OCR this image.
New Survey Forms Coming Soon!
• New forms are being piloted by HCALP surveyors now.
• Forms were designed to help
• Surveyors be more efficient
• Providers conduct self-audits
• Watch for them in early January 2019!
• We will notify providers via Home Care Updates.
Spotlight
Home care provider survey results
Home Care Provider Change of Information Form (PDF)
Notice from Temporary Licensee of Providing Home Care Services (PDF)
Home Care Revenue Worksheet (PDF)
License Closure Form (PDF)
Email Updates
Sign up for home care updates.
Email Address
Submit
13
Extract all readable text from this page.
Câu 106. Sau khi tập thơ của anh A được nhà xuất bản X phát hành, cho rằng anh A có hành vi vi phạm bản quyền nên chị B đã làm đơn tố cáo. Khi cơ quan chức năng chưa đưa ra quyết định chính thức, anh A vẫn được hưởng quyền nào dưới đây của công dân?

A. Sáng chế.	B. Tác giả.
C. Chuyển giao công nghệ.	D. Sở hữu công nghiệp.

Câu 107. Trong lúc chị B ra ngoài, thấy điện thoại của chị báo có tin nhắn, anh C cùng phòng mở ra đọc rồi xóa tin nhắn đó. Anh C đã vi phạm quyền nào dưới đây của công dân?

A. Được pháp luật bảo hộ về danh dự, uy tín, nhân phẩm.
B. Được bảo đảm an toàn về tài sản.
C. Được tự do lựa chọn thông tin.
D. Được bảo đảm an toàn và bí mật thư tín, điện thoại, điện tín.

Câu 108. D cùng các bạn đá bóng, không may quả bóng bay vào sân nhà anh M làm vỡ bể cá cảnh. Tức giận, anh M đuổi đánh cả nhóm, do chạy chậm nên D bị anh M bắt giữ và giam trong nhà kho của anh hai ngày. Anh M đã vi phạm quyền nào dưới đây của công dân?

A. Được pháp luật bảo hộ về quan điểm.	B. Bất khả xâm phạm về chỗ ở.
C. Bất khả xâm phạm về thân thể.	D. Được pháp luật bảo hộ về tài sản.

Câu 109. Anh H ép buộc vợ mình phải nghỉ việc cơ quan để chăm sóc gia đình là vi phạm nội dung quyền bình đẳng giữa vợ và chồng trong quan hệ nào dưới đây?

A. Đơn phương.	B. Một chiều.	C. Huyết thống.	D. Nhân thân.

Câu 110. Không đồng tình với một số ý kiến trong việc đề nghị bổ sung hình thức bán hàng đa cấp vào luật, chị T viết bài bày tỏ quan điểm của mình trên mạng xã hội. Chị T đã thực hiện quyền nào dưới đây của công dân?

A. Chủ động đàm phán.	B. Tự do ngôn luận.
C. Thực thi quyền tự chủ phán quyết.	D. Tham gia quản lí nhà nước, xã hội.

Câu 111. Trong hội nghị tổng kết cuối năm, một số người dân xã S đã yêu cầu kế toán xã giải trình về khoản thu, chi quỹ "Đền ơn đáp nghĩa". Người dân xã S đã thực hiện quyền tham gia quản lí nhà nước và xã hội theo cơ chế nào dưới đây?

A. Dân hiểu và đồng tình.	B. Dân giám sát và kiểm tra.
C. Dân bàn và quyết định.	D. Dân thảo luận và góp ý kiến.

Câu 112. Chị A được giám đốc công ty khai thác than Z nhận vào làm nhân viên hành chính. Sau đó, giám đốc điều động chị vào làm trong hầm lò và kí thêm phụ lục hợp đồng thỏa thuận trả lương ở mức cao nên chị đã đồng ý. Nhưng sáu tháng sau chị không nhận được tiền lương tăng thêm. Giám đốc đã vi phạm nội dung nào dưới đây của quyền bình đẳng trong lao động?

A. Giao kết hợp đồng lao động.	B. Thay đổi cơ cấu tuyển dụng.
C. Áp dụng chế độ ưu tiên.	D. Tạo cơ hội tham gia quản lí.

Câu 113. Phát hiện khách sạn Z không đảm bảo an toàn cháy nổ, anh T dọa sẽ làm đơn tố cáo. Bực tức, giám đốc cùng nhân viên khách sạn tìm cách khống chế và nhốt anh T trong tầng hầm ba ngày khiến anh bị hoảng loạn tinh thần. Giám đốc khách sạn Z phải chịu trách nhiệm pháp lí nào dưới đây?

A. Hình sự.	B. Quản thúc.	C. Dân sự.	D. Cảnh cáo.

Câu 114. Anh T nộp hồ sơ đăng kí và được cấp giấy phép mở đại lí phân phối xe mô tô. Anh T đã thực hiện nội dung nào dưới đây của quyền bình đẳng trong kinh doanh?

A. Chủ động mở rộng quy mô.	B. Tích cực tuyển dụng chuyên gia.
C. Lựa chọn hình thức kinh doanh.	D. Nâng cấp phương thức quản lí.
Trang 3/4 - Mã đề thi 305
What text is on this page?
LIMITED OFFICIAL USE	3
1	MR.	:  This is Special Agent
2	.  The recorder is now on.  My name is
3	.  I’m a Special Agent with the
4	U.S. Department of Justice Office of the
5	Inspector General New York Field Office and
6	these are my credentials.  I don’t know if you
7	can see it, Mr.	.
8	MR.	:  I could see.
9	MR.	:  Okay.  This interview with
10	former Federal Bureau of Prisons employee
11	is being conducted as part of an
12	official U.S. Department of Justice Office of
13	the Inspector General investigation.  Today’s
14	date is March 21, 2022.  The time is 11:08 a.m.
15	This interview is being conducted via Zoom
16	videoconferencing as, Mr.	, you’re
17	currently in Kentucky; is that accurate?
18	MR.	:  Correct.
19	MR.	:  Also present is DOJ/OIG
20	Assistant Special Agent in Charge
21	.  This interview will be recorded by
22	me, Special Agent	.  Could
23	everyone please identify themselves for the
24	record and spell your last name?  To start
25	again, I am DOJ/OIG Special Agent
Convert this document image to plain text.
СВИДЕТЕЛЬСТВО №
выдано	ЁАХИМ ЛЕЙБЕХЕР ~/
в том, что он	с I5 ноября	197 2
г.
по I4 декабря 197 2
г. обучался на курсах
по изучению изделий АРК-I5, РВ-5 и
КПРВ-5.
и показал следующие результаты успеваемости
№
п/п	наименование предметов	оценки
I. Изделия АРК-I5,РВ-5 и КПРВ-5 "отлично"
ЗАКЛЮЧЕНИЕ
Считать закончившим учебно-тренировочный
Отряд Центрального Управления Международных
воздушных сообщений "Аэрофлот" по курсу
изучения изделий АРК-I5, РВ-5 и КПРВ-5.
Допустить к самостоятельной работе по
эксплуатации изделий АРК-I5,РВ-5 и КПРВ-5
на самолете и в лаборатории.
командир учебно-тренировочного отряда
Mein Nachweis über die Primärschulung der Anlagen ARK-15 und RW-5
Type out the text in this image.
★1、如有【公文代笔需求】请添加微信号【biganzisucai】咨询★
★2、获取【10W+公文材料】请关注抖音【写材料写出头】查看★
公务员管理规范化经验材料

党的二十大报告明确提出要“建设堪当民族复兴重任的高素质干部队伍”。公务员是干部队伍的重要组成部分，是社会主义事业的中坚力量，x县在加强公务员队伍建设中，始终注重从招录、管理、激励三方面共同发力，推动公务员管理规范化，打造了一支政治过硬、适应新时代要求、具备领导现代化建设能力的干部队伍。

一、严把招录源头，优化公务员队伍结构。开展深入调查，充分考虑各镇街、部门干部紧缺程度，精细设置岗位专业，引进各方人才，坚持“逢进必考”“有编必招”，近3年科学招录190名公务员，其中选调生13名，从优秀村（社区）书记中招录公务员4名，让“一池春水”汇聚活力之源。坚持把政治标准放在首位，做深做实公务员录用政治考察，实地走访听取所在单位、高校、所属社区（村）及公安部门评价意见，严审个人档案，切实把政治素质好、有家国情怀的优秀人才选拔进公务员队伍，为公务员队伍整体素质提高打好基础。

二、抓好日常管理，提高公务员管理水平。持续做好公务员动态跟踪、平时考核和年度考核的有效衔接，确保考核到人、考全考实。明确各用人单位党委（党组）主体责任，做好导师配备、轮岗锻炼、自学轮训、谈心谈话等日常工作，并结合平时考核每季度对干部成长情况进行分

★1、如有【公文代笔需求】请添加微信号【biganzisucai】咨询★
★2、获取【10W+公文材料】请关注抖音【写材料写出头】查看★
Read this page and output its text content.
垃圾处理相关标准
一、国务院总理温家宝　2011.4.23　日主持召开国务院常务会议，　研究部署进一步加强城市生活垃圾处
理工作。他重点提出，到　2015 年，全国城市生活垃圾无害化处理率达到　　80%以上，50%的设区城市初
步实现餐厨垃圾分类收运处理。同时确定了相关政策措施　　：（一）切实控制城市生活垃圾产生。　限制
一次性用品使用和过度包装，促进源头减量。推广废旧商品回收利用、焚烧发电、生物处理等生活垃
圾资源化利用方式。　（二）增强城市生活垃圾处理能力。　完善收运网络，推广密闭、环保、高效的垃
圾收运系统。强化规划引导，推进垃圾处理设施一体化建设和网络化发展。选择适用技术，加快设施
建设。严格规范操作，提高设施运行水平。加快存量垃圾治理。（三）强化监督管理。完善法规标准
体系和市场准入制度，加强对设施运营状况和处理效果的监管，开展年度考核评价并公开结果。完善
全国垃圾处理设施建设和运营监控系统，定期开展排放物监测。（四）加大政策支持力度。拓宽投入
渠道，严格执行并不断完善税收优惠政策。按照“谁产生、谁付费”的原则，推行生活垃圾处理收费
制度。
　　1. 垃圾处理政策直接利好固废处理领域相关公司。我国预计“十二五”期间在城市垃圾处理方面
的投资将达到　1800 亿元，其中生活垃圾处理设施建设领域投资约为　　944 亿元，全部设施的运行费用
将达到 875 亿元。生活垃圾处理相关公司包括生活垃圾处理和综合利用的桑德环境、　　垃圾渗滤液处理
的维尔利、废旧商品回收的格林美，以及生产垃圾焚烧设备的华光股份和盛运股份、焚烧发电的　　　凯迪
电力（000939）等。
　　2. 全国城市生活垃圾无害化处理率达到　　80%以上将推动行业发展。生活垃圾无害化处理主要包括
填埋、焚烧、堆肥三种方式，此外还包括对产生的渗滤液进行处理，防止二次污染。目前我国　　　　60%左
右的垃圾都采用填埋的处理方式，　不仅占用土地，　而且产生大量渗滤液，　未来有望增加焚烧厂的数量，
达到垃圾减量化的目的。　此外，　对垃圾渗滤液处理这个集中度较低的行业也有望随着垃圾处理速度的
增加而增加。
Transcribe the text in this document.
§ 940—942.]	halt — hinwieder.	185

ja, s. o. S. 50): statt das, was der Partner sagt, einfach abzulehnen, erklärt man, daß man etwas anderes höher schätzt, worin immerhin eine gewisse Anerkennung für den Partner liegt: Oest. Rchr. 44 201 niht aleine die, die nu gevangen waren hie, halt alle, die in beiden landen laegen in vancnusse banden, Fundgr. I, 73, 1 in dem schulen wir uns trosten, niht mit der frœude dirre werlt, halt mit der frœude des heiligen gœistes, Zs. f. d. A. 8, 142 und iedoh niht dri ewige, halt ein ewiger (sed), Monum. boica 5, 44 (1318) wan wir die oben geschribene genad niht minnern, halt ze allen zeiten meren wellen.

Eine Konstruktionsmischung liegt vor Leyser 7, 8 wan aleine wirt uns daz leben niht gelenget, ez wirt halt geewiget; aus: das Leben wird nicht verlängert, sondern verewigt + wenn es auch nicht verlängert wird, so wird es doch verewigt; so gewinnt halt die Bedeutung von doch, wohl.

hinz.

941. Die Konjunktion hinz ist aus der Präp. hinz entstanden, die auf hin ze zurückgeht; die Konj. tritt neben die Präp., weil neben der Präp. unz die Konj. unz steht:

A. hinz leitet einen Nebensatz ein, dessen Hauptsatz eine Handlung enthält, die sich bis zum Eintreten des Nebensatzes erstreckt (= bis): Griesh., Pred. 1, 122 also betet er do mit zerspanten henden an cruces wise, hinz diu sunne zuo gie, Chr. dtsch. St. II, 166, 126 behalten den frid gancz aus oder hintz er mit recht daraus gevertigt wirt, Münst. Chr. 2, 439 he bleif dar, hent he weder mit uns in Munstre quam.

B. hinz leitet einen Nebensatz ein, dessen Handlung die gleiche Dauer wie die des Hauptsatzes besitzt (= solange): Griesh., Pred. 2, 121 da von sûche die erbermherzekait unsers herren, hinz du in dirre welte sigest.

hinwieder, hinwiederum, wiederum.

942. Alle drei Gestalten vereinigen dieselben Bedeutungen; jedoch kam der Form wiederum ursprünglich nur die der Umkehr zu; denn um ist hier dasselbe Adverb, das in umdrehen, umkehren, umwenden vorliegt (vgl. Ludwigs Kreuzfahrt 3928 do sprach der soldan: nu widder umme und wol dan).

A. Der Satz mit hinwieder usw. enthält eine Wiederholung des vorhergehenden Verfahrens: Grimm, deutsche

+++

> [AIM] Say how many lines have the string "toàn" in them, offering no words beyond the number.

> [TASK OUTPUT] 3